---------- MATERIAL FOR THE TASK ----------
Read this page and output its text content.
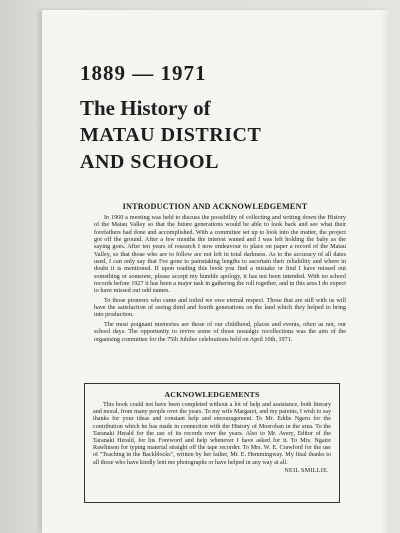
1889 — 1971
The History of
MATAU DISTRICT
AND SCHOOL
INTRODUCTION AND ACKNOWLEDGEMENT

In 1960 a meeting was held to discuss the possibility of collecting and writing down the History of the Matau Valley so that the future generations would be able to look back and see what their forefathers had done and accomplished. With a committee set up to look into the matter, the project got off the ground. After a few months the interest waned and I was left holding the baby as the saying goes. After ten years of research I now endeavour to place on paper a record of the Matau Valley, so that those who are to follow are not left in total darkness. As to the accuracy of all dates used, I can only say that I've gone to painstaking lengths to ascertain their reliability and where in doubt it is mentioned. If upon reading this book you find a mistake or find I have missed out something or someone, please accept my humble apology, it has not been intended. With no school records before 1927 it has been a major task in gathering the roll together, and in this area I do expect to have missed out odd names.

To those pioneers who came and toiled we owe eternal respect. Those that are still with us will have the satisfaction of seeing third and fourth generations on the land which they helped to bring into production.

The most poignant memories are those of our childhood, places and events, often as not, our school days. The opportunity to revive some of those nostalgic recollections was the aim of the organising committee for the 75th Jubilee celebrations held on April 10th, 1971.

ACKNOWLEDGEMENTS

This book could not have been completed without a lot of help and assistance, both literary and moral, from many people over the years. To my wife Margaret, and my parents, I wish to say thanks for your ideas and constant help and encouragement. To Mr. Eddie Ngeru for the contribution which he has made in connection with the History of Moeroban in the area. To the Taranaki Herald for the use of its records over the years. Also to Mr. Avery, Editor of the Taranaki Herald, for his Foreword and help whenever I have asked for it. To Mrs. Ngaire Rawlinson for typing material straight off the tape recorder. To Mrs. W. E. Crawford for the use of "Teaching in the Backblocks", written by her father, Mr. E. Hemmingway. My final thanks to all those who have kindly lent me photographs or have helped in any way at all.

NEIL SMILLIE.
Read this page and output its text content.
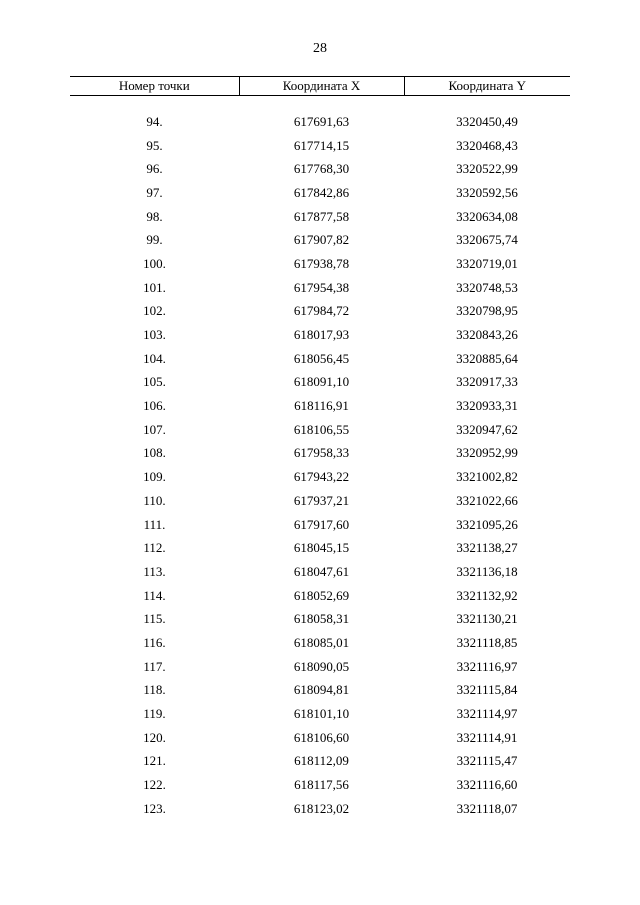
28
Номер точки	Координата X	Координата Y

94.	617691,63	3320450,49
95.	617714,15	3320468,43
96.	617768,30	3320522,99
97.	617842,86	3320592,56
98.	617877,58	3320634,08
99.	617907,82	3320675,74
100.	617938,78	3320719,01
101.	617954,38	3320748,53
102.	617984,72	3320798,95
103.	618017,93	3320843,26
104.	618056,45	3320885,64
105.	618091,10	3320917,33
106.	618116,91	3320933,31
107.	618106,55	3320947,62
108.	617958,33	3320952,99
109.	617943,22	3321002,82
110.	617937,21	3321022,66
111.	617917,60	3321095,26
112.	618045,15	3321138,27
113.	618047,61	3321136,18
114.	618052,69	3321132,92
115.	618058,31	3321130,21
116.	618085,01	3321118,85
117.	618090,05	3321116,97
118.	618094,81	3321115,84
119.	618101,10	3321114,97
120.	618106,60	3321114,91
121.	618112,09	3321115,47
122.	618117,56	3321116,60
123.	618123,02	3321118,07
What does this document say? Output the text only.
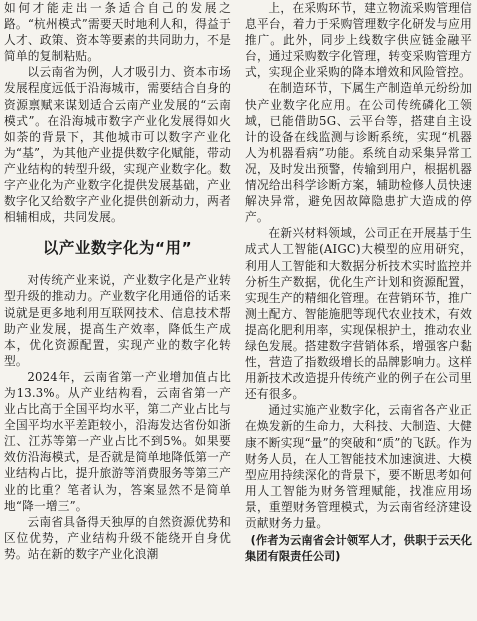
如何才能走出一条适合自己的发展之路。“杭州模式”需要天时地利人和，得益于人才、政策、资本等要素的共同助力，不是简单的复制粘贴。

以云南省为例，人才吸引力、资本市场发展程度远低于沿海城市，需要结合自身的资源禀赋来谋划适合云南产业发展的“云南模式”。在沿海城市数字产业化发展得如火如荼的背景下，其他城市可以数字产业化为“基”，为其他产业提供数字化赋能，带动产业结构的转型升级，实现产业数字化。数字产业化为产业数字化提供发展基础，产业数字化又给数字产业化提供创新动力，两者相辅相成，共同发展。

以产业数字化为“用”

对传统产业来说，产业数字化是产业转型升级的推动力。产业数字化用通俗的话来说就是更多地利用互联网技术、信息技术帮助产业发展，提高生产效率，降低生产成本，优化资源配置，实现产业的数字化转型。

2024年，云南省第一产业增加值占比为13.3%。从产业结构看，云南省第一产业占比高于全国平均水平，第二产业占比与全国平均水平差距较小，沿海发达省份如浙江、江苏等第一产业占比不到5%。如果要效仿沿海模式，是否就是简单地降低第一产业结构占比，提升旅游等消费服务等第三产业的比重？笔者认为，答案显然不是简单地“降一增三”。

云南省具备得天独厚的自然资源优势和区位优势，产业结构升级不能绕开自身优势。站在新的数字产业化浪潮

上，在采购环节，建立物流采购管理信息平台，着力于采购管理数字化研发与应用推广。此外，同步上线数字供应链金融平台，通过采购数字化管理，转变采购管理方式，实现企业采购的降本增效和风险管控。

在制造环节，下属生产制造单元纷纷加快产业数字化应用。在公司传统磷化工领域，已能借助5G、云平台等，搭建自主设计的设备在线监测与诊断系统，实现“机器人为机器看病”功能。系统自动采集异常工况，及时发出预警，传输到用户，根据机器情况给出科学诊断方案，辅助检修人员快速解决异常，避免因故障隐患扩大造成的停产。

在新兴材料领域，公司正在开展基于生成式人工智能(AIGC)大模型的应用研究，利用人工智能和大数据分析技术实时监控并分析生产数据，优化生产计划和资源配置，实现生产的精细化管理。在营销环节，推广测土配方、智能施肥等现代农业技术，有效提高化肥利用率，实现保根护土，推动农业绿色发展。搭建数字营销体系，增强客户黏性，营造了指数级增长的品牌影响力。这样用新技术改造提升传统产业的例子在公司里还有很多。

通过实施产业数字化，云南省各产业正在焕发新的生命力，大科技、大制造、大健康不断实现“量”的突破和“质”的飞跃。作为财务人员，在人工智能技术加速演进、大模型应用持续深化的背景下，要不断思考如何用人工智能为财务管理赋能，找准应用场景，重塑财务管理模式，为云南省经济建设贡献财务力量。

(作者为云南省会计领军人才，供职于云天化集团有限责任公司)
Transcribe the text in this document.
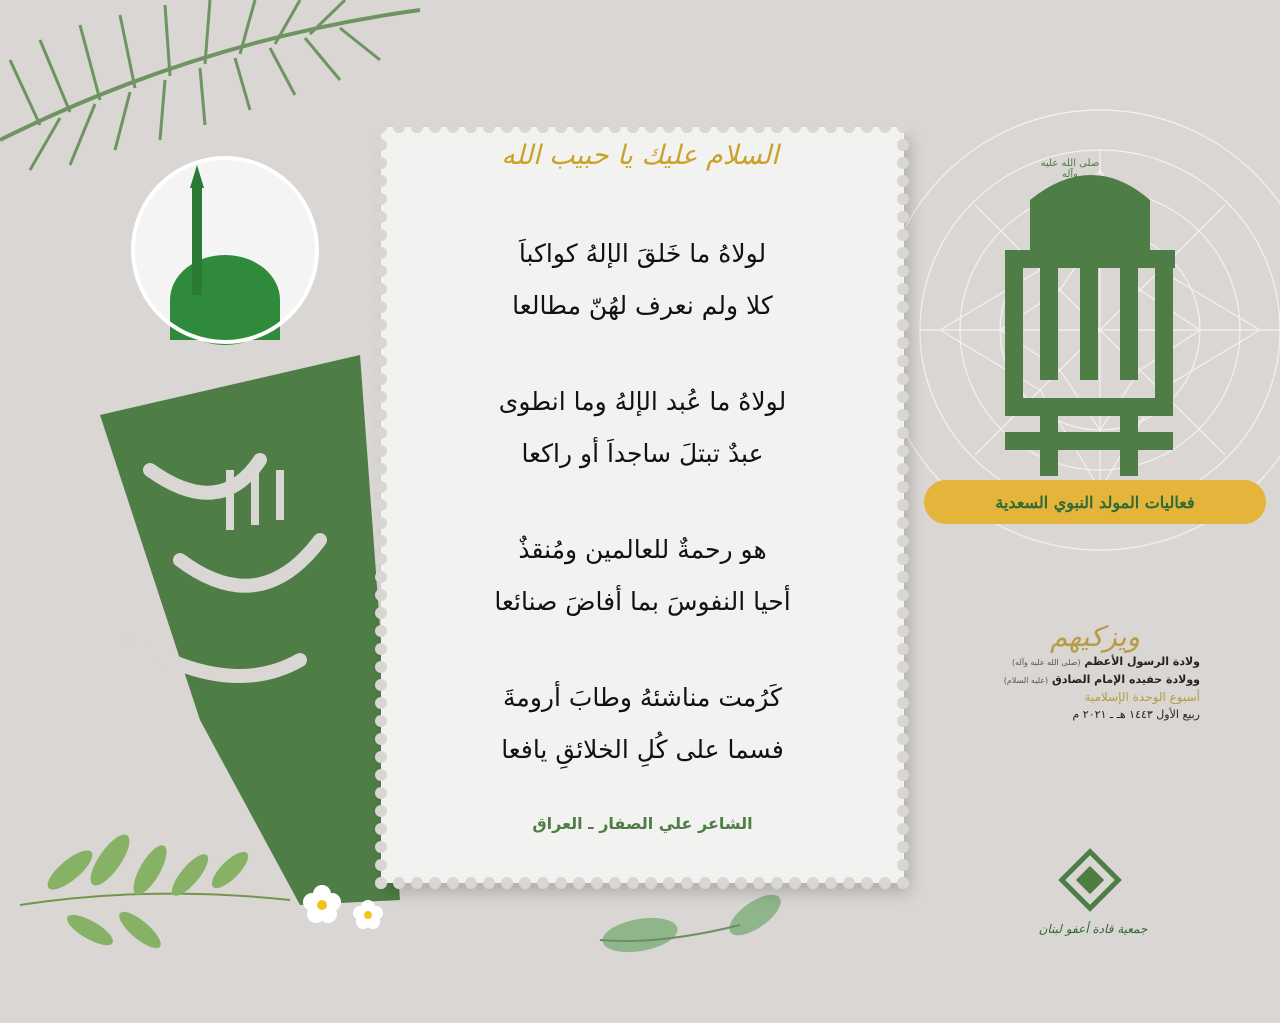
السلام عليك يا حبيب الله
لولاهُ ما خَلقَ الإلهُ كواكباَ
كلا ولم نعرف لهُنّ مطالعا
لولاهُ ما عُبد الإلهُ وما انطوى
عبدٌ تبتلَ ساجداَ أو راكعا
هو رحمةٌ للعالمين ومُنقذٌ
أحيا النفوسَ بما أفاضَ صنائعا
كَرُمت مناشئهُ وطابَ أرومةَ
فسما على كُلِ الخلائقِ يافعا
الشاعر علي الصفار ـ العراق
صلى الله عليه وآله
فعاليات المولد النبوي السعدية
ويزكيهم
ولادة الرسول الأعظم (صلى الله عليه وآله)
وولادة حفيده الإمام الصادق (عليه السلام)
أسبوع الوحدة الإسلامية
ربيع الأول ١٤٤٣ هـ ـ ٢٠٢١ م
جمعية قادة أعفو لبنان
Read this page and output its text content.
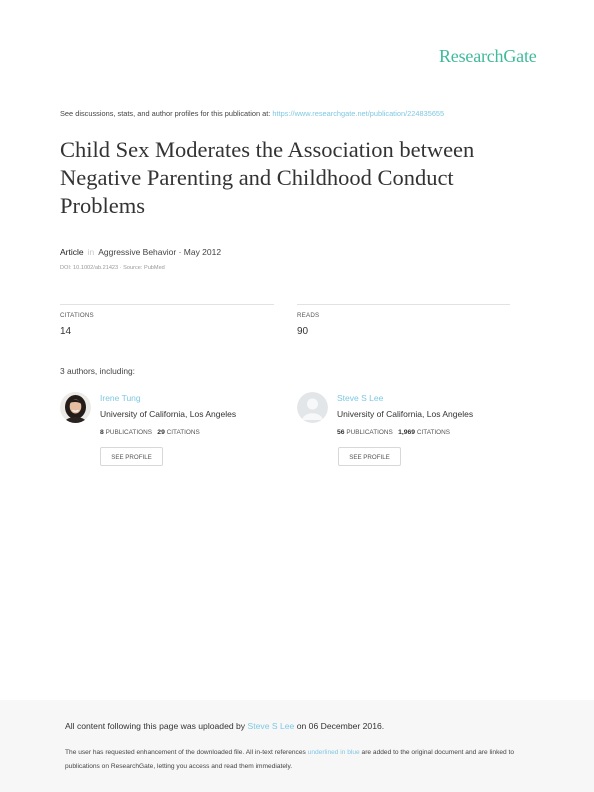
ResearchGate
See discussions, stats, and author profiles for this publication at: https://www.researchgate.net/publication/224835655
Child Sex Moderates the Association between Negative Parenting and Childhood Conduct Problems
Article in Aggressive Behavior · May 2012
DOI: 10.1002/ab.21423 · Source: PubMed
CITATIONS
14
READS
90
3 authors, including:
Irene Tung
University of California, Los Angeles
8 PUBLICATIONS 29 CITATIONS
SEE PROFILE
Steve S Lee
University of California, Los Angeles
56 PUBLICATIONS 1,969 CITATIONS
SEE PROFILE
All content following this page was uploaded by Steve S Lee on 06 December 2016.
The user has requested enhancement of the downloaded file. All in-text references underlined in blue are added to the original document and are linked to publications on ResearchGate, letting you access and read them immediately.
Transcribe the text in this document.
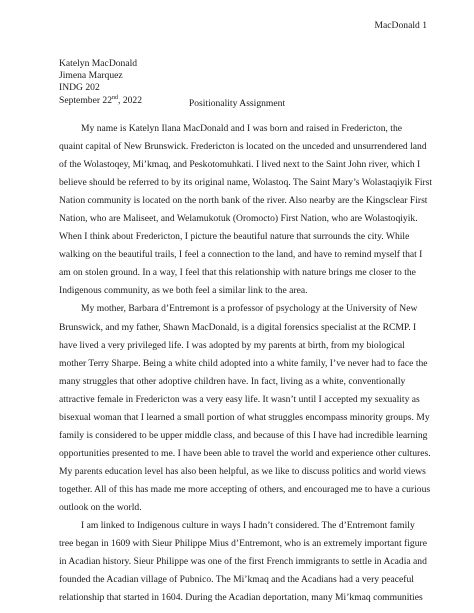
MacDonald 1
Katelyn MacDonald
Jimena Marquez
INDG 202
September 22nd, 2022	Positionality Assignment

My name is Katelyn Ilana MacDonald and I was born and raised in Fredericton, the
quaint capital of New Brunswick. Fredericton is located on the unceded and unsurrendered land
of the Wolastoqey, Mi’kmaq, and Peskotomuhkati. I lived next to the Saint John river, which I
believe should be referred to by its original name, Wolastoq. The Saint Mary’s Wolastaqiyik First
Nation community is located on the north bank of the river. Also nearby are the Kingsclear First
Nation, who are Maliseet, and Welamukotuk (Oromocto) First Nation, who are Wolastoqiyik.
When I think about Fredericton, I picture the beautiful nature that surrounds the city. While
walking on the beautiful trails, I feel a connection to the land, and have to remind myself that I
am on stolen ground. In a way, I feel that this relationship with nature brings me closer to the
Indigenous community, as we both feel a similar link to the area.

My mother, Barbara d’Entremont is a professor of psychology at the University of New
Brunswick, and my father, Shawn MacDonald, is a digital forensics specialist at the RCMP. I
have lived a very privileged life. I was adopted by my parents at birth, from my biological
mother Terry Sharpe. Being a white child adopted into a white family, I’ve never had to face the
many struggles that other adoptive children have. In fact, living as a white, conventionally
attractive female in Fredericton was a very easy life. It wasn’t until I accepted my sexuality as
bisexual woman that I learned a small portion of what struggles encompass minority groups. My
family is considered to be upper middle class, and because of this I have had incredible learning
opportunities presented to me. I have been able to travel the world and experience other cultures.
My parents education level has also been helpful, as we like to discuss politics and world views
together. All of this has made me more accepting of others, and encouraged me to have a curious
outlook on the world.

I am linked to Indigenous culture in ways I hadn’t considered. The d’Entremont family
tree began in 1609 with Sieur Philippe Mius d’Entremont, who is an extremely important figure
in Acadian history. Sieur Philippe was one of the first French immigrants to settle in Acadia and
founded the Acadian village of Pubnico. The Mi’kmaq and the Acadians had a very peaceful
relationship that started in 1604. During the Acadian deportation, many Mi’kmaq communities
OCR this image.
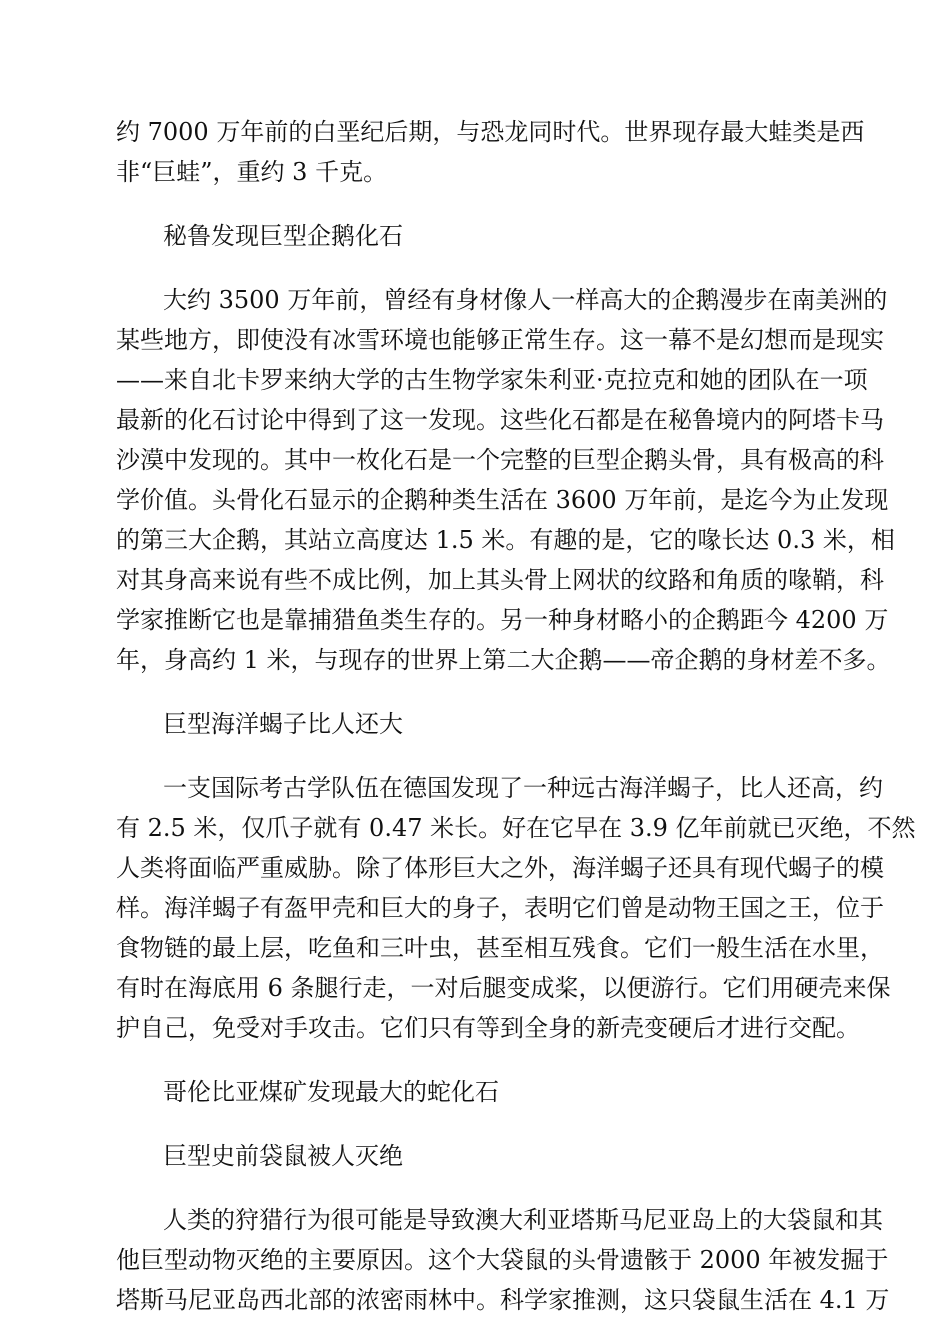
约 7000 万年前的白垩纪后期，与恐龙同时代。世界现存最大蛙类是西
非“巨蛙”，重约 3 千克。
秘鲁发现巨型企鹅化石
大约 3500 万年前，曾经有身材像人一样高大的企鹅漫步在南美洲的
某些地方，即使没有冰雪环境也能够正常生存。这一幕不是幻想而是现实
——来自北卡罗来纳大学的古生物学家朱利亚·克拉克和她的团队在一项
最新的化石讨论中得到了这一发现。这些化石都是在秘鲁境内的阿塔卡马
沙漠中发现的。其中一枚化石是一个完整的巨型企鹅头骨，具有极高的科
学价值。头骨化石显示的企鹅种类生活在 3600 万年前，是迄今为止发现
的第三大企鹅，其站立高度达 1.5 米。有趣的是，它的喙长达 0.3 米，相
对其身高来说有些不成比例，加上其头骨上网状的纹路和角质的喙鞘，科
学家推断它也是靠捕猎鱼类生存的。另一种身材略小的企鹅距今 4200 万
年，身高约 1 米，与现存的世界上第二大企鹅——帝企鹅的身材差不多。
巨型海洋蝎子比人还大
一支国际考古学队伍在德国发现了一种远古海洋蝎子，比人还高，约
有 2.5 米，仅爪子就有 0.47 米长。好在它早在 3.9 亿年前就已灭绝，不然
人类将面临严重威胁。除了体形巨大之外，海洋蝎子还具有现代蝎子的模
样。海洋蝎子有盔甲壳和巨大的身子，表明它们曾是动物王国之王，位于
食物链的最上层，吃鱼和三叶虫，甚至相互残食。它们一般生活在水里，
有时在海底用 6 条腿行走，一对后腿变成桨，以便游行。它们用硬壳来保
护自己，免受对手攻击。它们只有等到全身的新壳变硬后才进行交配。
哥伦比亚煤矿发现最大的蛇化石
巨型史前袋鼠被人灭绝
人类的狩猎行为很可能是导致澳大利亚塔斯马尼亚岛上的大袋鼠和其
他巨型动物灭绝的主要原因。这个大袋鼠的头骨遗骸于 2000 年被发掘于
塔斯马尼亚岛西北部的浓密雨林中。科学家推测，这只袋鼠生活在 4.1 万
----------
## [AIM OF THE TASK]
Within the entries above, report how many lines include "mother", and keep the answer to the number.

## [FINAL RESULT]
2